Task details: In the entries that follow, how many lines contain the word "Measure"? Answer with the number only.

### Input data ###

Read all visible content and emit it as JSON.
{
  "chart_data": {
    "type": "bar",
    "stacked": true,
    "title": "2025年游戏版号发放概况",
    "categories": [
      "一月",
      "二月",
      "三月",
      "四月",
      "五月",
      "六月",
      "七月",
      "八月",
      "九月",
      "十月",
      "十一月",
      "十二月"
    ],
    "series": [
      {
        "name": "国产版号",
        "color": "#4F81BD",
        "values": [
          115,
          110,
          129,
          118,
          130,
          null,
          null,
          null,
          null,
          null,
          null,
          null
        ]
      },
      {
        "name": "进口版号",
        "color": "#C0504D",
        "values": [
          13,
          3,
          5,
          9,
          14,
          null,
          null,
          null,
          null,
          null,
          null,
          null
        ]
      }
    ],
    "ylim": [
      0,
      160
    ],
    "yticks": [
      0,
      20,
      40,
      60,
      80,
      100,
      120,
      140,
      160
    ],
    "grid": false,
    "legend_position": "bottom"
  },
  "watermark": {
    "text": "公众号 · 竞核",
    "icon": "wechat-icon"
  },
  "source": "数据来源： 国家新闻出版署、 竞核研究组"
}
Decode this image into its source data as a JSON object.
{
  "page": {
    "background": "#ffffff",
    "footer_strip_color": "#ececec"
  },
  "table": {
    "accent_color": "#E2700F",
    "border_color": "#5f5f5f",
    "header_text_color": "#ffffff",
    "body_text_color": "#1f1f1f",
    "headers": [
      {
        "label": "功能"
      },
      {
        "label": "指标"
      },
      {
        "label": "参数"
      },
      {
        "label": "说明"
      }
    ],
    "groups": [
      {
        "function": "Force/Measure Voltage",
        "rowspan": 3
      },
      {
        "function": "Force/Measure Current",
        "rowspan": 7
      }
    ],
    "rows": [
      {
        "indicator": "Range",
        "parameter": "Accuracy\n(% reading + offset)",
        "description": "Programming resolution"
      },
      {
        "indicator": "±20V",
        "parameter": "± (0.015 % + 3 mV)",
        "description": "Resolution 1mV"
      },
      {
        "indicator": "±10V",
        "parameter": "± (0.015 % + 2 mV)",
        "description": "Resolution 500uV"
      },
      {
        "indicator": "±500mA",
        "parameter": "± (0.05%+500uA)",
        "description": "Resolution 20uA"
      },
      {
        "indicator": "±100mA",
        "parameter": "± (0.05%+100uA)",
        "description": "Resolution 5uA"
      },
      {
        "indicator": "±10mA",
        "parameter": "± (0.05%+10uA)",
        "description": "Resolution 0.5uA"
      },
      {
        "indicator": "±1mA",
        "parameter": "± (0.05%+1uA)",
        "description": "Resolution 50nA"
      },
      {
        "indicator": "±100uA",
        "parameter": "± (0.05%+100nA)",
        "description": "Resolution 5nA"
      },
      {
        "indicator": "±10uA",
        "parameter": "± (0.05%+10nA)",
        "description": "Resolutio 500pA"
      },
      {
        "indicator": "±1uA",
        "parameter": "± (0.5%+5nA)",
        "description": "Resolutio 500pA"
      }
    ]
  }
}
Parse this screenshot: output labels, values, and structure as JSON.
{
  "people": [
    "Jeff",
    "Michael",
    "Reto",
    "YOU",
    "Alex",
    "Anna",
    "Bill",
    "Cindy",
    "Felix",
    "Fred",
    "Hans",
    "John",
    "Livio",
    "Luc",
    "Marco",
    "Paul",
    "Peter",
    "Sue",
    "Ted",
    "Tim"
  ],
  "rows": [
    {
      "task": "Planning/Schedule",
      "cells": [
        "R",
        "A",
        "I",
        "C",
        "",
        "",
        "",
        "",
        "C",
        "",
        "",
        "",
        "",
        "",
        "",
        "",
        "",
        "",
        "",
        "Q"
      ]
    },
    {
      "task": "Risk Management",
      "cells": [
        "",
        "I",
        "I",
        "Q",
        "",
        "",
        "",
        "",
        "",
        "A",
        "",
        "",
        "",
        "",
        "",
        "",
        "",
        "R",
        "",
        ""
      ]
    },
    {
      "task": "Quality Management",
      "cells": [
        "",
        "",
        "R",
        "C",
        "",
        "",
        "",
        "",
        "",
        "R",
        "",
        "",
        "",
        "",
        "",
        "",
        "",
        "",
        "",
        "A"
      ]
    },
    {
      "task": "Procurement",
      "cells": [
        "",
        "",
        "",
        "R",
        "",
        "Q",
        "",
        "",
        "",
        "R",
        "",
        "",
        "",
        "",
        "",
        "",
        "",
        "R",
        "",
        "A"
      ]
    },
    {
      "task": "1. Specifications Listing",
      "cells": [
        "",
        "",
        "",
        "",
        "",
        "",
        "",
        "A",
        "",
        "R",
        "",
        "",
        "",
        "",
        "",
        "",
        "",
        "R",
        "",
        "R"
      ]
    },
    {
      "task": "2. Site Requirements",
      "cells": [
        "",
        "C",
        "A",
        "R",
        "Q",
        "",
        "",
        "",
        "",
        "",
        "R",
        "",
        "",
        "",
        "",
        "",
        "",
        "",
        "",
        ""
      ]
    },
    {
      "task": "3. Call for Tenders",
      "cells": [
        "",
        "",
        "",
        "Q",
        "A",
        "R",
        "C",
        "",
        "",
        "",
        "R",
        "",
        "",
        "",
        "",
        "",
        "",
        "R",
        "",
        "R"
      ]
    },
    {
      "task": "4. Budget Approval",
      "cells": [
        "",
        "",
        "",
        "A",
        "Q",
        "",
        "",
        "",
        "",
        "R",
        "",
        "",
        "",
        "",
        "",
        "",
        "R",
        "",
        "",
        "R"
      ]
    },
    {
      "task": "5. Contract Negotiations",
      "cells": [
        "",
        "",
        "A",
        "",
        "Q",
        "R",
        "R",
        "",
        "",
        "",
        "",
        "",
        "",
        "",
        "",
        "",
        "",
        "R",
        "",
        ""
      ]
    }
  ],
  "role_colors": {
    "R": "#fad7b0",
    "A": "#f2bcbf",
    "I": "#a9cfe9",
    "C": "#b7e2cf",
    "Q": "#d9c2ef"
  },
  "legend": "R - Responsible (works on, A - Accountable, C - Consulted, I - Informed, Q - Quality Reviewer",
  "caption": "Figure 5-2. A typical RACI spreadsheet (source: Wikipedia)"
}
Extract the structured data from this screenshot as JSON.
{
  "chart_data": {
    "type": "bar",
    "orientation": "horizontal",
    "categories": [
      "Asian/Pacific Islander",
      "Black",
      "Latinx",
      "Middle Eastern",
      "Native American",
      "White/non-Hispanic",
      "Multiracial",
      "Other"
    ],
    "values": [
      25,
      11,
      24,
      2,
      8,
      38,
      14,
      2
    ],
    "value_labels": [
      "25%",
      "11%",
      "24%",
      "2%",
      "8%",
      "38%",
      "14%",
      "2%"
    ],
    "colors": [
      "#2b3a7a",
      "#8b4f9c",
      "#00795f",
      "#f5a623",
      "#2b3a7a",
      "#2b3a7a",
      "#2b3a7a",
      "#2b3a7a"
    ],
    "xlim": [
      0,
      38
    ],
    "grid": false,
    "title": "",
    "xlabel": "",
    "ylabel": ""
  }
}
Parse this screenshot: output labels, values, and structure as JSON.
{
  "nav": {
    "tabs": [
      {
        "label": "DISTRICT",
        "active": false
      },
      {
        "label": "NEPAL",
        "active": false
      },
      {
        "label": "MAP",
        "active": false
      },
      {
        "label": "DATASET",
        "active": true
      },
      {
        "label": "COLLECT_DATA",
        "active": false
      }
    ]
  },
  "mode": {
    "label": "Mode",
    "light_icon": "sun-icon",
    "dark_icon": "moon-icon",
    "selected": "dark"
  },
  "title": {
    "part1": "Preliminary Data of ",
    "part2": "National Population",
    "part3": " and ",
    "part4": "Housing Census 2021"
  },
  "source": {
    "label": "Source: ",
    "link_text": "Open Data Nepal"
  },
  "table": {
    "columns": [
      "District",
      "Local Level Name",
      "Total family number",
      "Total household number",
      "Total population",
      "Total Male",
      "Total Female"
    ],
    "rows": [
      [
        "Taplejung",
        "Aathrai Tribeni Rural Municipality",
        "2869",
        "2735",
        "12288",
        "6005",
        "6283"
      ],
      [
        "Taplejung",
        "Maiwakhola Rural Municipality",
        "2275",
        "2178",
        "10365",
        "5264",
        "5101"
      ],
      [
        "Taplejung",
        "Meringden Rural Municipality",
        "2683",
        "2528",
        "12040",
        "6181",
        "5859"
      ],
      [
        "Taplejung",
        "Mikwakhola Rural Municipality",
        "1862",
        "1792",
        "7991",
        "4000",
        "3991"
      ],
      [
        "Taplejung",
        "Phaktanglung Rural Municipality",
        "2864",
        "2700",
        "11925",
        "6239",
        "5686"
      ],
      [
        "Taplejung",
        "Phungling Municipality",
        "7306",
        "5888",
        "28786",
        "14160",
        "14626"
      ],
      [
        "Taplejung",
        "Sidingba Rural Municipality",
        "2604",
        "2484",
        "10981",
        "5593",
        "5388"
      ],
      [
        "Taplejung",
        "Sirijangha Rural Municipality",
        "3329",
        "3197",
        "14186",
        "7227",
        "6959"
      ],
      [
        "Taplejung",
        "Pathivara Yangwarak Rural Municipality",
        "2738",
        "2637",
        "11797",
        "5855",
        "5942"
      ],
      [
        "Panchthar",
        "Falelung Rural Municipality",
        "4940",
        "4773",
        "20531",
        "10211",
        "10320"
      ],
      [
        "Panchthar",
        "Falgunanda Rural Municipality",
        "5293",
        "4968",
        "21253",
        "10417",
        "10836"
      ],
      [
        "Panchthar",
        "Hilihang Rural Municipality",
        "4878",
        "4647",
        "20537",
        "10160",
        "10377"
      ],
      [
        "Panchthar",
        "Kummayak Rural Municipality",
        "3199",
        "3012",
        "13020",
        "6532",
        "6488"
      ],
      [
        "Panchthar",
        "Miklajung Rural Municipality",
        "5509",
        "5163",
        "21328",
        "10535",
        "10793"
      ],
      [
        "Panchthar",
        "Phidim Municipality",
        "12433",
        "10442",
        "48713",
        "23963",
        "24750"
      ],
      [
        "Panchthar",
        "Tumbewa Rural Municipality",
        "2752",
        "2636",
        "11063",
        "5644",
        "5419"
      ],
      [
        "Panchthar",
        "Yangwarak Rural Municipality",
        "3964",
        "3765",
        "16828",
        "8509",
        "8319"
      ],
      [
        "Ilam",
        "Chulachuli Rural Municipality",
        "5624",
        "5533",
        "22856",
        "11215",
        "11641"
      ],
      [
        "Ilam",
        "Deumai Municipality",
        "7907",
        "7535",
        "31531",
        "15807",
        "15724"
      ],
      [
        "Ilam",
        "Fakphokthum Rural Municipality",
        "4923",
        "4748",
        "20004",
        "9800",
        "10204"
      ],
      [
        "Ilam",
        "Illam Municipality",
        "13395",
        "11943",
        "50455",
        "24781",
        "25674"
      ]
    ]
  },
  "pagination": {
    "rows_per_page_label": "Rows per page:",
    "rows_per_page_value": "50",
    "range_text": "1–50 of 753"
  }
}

###

Expected answer: 2